◆ **WHAT YOU NEED TO DO**
(A) In the Midwest climate summary, condense the paragraph beginning "March snowfall was limited" into a short bulleted list that keeps its main facts.
(B) Lay out the rows as a Markdown table with the columns Nr and Line. Start with the row that has "- data-label: 28,8: [600, 257, 615, 266]", go on through the row that has "- data-label: 58,8: [550, 97, 565, 106]", and leave out blank lines.

Midwest Region (Information provided by the Midwest Regional Climate Center)

  • March temperatures were warmer than normal across the Midwest. The region as a whole averaged 42.0 degrees F (5.6 C) which was 5.3 degrees F (2.9 C) above normal. March ranked as the 10th warmest since 1895 (127 years). All nine Midwest states were above normal ranging from 3.7 degrees F (2.1 C) above normal in Kentucky to 7.7 degrees F (4.3 C) above normal in Minnesota. Minnesota and Michigan ranked as the 8th warmest March, while Wisconsin ranked 9th and Iowa 10th. The other states ranked between 13th and 20th. At Minneapolis, minimum temperatures only fell below normal on the first two and last two days of March giving a 27-day string of normal to above-normal minimum temperatures. More than 700 daily record-high minimum or maximum temperatures were tied or set in March, including more than 600 during a warm 3-day period from the 9th to the 11th.
  • March precipitation was above normal for the Midwest. The average precipitation was 3.11 inches (79 mm), which was 0.59 inches (15 mm) above normal. Precipitation fell below normal in northwestern Minnesota (less than 25 percent of normal in some areas), southern Wisconsin, northern Illinois, lower Michigan, and northern Ohio. The rest of the region saw above-normal precipitation. Some locations had more than twice their normal total including along the southern border of Kentucky, the western border of Iowa, and parts of western Missouri. Statewide precipitation ranked as the 12th wettest since 1895 in Missouri. Only Michigan and Ohio had statewide precipitation totals that were below normal in March.
  • March snowfall was limited to Minnesota, Wisconsin, Michigan, Iowa, and northern Illinois for the most part. An area in north-central Iowa and the Arrowhead of Minnesota were the only locations with above-normal snowfall in March. The rest of the Midwest was below normal, with much of Wisconsin, all of Michigan, and northeastern Ohio having deficits of more than 5 inches (13 cm) from normal. Some parts of Upper Michigan had deficits of more than a foot (30 cm). More than 150 stations in the Ohio River Valley and southern Midwest tied minimum snowfall records for the month by recording no snowfall.
  • March saw elimination of drought in southwestern Iowa, east central Illinois, and northwestern Indiana. There was also a slight decrease in drought severity in northwestern Iowa where long-term severe and extreme drought stubbornly were hanging on. Moderate drought expanded slightly in northeastern Minnesota and emerged in southern Michigan and northern Ohio. Abnormally dry conditions expanded across much of Wisconsin and Michigan in March, however along the Minnesota-Wisconsin border the abnormally dry conditions were alleviated late in March.

◆ **MATERIAL SHOWN**
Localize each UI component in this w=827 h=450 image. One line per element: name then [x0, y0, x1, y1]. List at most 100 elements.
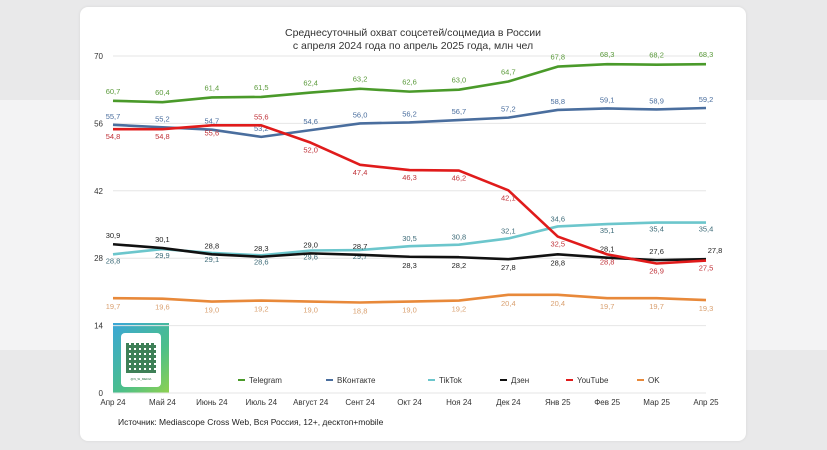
- data-label: 28,8: [600, 257, 615, 266]
- y-tick-label: 70: [94, 52, 103, 61]
- chart-title-block: Среднесуточный охват соцсетей/соцмедиа в…: [80, 27, 746, 53]
- data-label: 54,8: [155, 132, 170, 141]
- x-tick-label: Дек 24: [496, 398, 521, 407]
- data-label: 68,2: [649, 51, 664, 60]
- background-tile: [0, 100, 80, 350]
- data-label: 42,1: [501, 193, 516, 202]
- data-label: 34,6: [550, 214, 565, 223]
- data-label: 19,7: [600, 302, 615, 311]
- series-line-telegram: [112, 62, 707, 104]
- data-label: 46,3: [402, 173, 417, 182]
- series-line-ok: [112, 293, 707, 304]
- x-tick-label: Ноя 24: [446, 398, 472, 407]
- x-tick-label: Мар 25: [643, 398, 670, 407]
- data-label: 19,0: [402, 306, 417, 315]
- data-label: 35,1: [600, 226, 615, 235]
- data-label: 28,8: [205, 241, 220, 250]
- data-label: 68,3: [600, 50, 615, 59]
- data-label: 29,6: [303, 252, 318, 261]
- data-label: 55,2: [155, 114, 170, 123]
- x-tick-label: Июнь 24: [196, 398, 228, 407]
- qr-card: @N_SI_MEDIA: [121, 333, 161, 387]
- data-label: 29,7: [353, 252, 368, 261]
- data-label: 55,6: [254, 112, 269, 121]
- data-label: 27,6: [649, 247, 664, 256]
- y-tick-label: 56: [94, 119, 103, 128]
- qr-caption: @N_SI_MEDIA: [130, 377, 152, 381]
- data-label: 29,1: [205, 255, 220, 264]
- data-label: 60,7: [106, 87, 121, 96]
- y-tick-label: 42: [94, 187, 103, 196]
- data-label: 46,2: [452, 174, 467, 183]
- data-label: 28,3: [402, 261, 417, 270]
- x-tick-label: Май 24: [149, 398, 176, 407]
- data-label: 55,7: [106, 112, 121, 121]
- data-label: 52,0: [303, 146, 318, 155]
- data-label: 28,3: [254, 244, 269, 253]
- data-label: 28,6: [254, 257, 269, 266]
- data-label: 19,0: [303, 306, 318, 315]
- data-label: 20,4: [501, 299, 516, 308]
- data-label: 60,4: [155, 88, 170, 97]
- data-label: 58,8: [550, 97, 565, 106]
- data-label: 30,8: [452, 233, 467, 242]
- y-tick-label: 28: [94, 254, 103, 263]
- data-label: 28,7: [353, 242, 368, 251]
- data-label: 30,1: [155, 235, 170, 244]
- qr-code-icon: [126, 343, 156, 373]
- data-label: 29,9: [155, 251, 170, 260]
- x-tick-label: Апр 24: [100, 398, 126, 407]
- data-label: 68,3: [699, 50, 714, 59]
- data-label: 20,4: [550, 299, 565, 308]
- data-label: 57,2: [501, 105, 516, 114]
- data-label: 28,8: [550, 258, 565, 267]
- data-label: 53,2: [254, 124, 269, 133]
- data-label: 58,9: [649, 96, 664, 105]
- data-label: 54,7: [205, 117, 220, 126]
- chart-subtitle: с апреля 2024 года по апрель 2025 года, …: [292, 40, 534, 52]
- data-label: 61,4: [205, 83, 220, 92]
- data-label: 28,1: [600, 245, 615, 254]
- data-label: 63,0: [452, 76, 467, 85]
- y-tick-label: 14: [94, 322, 103, 331]
- data-label: 59,2: [699, 95, 714, 104]
- data-label: 19,2: [254, 305, 269, 314]
- data-label: 27,5: [699, 264, 714, 273]
- data-label: 19,7: [106, 302, 121, 311]
- data-label: 27,8: [501, 263, 516, 272]
- data-label: 28,2: [452, 261, 467, 270]
- data-label: 35,4: [699, 225, 714, 234]
- data-label: 19,6: [155, 303, 170, 312]
- data-label: 19,2: [452, 305, 467, 314]
- data-label: 19,7: [649, 302, 664, 311]
- data-label: 26,9: [649, 266, 664, 275]
- x-tick-label: Август 24: [293, 398, 329, 407]
- data-label: 62,4: [303, 79, 318, 88]
- data-label: 56,0: [353, 110, 368, 119]
- x-tick-label: Июль 24: [245, 398, 277, 407]
- data-label: 56,7: [452, 107, 467, 116]
- data-label: 54,8: [106, 132, 121, 141]
- qr-code-badge[interactable]: @N_SI_MEDIA: [113, 323, 169, 393]
- data-label: 64,7: [501, 68, 516, 77]
- chart-title: Среднесуточный охват соцсетей/соцмедиа в…: [284, 27, 542, 39]
- source-note: Источник: Mediascope Cross Web, Вся Росс…: [118, 417, 384, 427]
- data-label: 28,8: [106, 256, 121, 265]
- x-tick-label: Фев 25: [594, 398, 620, 407]
- data-label: 19,0: [205, 306, 220, 315]
- legend-label: TikTok: [439, 376, 463, 385]
- data-label: 18,8: [353, 306, 368, 315]
- data-label: 29,0: [303, 240, 318, 249]
- x-tick-label: Апр 25: [693, 398, 719, 407]
- y-tick-label: 0: [99, 389, 104, 398]
- data-label: 67,8: [550, 53, 565, 62]
- series-line-дзен: [112, 242, 707, 262]
- data-label: 35,4: [649, 225, 664, 234]
- data-label: 32,5: [550, 240, 565, 249]
- legend-label: OK: [648, 376, 660, 385]
- series-line-вконтакте: [112, 106, 707, 139]
- data-label: 59,1: [600, 95, 615, 104]
- legend-label: YouTube: [577, 376, 609, 385]
- series-line-youtube: [113, 124, 707, 265]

◆ **SOLVED TASKS**
(A)
- March snowfall was mostly limited to Minnesota, Wisconsin, Michigan, Iowa, and northern Illinois.
- Only north-central Iowa and the Arrowhead of Minnesota had above-normal snowfall.
- The rest of the Midwest was below normal. Much of Wisconsin, all of Michigan, and northeastern Ohio were short by more than 5 inches (13 cm), and parts of Upper Michigan by more than a foot (30 cm).
- More than 150 stations in the Ohio River Valley and southern Midwest recorded no snowfall, tying monthly minimum records.

(B)
| Nr | Line |
|---|---|
| 1 | - data-label: 28,8: [600, 257, 615, 266] |
| 2 | - y-tick-label: 70: [94, 52, 103, 61] |
| 3 | - chart-title-block: Среднесуточный охват соцсетей/соцмедиа в…: [80, 27, 746, 53] |
| 4 | - data-label: 54,8: [155, 132, 170, 141] |
| 5 | - x-tick-label: Дек 24: [496, 398, 521, 407] |
| 6 | - data-label: 68,2: [649, 51, 664, 60] |
| 7 | - background-tile: [0, 100, 80, 350] |
| 8 | - data-label: 42,1: [501, 193, 516, 202] |
| 9 | - data-label: 34,6: [550, 214, 565, 223] |
| 10 | - data-label: 19,7: [600, 302, 615, 311] |
| 11 | - series-line-telegram: [112, 62, 707, 104] |
| 12 | - data-label: 46,3: [402, 173, 417, 182] |
| 13 | - series-line-ok: [112, 293, 707, 304] |
| 14 | - x-tick-label: Ноя 24: [446, 398, 472, 407] |
| 15 | - x-tick-label: Мар 25: [643, 398, 670, 407] |
| 16 | - data-label: 19,0: [402, 306, 417, 315] |
| 17 | - data-label: 35,1: [600, 226, 615, 235] |
| 18 | - data-label: 28,8: [205, 241, 220, 250] |
| 19 | - data-label: 68,3: [600, 50, 615, 59] |
| 20 | - data-label: 29,6: [303, 252, 318, 261] |
| 21 | - data-label: 55,2: [155, 114, 170, 123] |
| 22 | - x-tick-label: Июнь 24: [196, 398, 228, 407] |
| 23 | - qr-card: @N_SI_MEDIA: [121, 333, 161, 387] |
| 24 | - data-label: 29,7: [353, 252, 368, 261] |
| 25 | - data-label: 55,6: [254, 112, 269, 121] |
| 26 | - data-label: 27,6: [649, 247, 664, 256] |
| 27 | - y-tick-label: 56: [94, 119, 103, 128] |
| 28 | - qr-caption: @N_SI_MEDIA: [130, 377, 152, 381] |
| 29 | - data-label: 29,1: [205, 255, 220, 264] |
| 30 | - data-label: 60,7: [106, 87, 121, 96] |
| 31 | - y-tick-label: 42: [94, 187, 103, 196] |
| 32 | - data-label: 46,2: [452, 174, 467, 183] |
| 33 | - data-label: 28,3: [402, 261, 417, 270] |
| 34 | - x-tick-label: Май 24: [149, 398, 176, 407] |
| 35 | - data-label: 55,7: [106, 112, 121, 121] |
| 36 | - data-label: 52,0: [303, 146, 318, 155] |
| 37 | - data-label: 28,3: [254, 244, 269, 253] |
| 38 | - data-label: 28,6: [254, 257, 269, 266] |
| 39 | - data-label: 19,0: [303, 306, 318, 315] |
| 40 | - data-label: 20,4: [501, 299, 516, 308] |
| 41 | - data-label: 60,4: [155, 88, 170, 97] |
| 42 | - data-label: 58,8: [550, 97, 565, 106] |